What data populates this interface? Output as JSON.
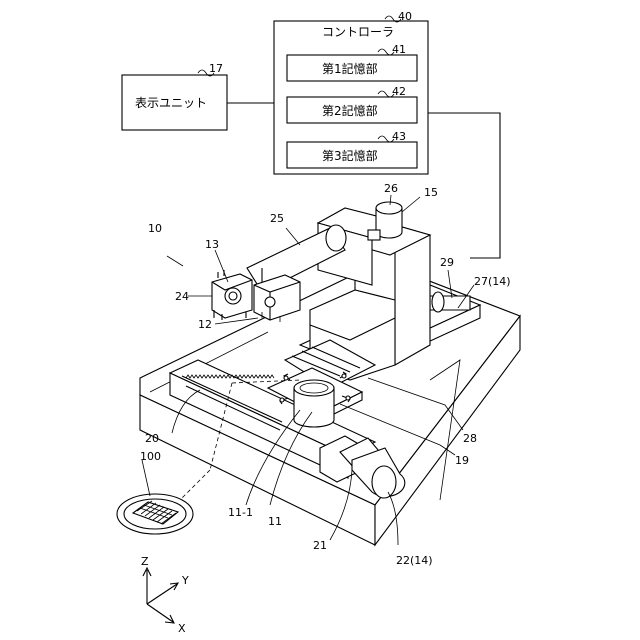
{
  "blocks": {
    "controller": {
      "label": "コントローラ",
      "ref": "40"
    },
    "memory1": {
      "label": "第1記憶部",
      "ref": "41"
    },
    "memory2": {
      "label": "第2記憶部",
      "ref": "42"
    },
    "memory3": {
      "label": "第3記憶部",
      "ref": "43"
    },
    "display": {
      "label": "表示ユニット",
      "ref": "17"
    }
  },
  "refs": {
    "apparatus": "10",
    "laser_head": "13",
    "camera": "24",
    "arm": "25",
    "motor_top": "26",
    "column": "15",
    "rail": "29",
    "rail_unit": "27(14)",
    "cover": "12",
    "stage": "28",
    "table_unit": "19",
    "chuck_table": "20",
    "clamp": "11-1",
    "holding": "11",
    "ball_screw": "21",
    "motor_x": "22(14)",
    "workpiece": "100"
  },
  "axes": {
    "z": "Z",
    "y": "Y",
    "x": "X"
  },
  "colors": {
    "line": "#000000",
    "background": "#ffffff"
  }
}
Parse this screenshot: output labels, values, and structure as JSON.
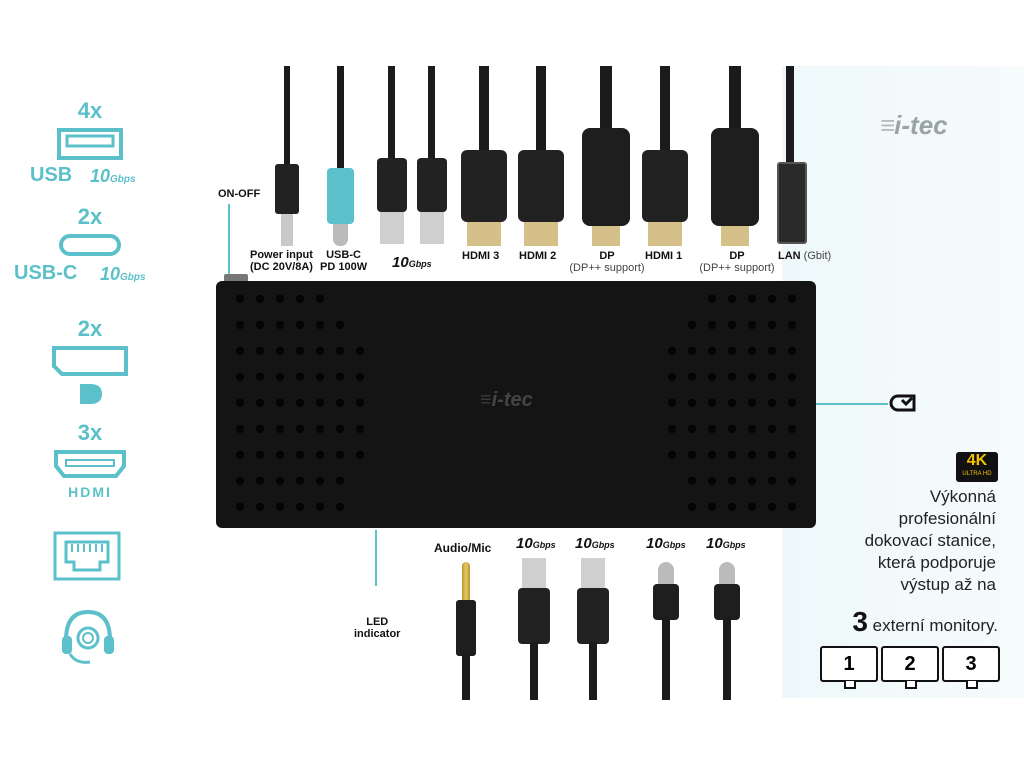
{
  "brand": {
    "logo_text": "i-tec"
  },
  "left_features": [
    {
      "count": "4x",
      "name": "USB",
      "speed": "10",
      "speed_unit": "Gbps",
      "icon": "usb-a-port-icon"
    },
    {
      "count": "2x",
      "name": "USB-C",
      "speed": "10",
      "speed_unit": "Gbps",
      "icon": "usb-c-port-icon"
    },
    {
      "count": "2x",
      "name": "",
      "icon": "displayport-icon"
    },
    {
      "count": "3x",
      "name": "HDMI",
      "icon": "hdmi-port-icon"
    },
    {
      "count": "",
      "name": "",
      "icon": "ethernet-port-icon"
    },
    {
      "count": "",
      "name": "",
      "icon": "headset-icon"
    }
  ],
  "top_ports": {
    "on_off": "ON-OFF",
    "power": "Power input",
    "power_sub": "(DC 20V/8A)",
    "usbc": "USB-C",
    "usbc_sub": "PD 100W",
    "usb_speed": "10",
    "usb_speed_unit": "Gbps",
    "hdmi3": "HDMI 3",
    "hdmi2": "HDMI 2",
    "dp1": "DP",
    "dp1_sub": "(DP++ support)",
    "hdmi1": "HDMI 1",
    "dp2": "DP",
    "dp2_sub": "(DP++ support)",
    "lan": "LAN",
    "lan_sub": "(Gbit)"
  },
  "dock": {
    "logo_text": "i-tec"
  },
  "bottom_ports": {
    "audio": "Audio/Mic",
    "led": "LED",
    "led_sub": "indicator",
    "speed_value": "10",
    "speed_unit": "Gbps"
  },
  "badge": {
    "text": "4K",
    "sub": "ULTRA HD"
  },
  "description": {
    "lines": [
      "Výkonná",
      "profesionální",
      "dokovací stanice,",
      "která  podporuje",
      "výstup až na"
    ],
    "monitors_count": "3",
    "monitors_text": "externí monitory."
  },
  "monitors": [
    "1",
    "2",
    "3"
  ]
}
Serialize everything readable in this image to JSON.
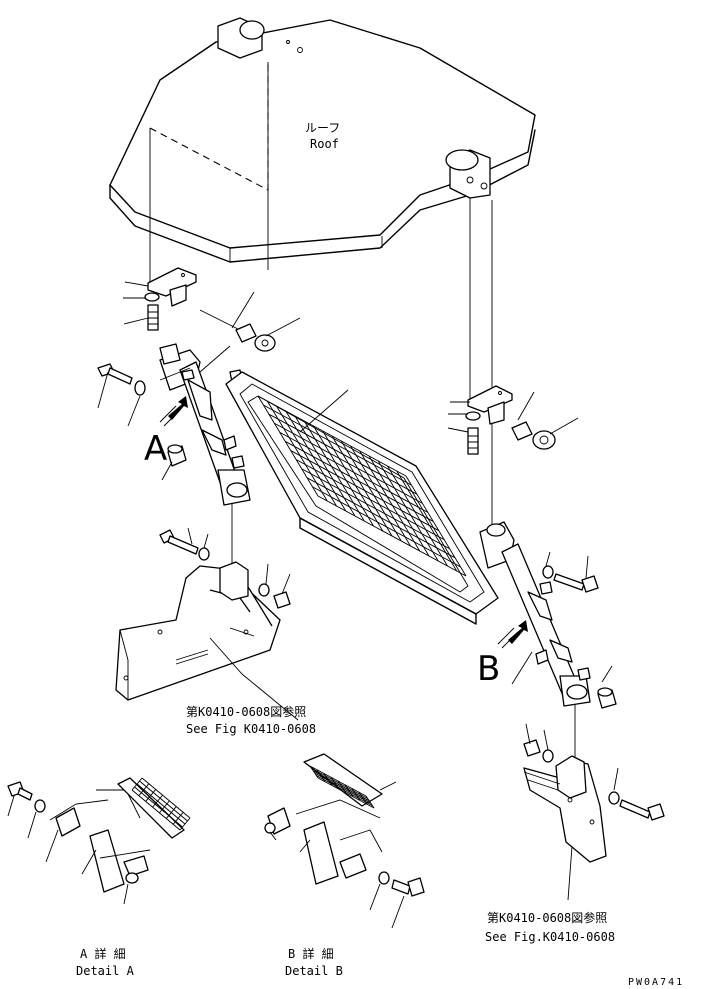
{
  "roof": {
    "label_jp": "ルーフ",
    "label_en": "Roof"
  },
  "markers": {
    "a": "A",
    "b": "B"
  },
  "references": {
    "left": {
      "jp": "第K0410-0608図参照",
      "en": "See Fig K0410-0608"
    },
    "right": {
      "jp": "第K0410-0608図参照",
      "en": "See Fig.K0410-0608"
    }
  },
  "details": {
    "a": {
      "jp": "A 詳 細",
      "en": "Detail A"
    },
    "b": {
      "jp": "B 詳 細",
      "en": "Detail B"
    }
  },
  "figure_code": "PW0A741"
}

» **Written exercise**
Go through the entries above and pull out each line with "this" in it.

» **The completed task**
What data populates this interface? Output as JSON.
Parse this screenshot: output labels, values, and structure as JSON.
Serialize everything readable in this image to JSON.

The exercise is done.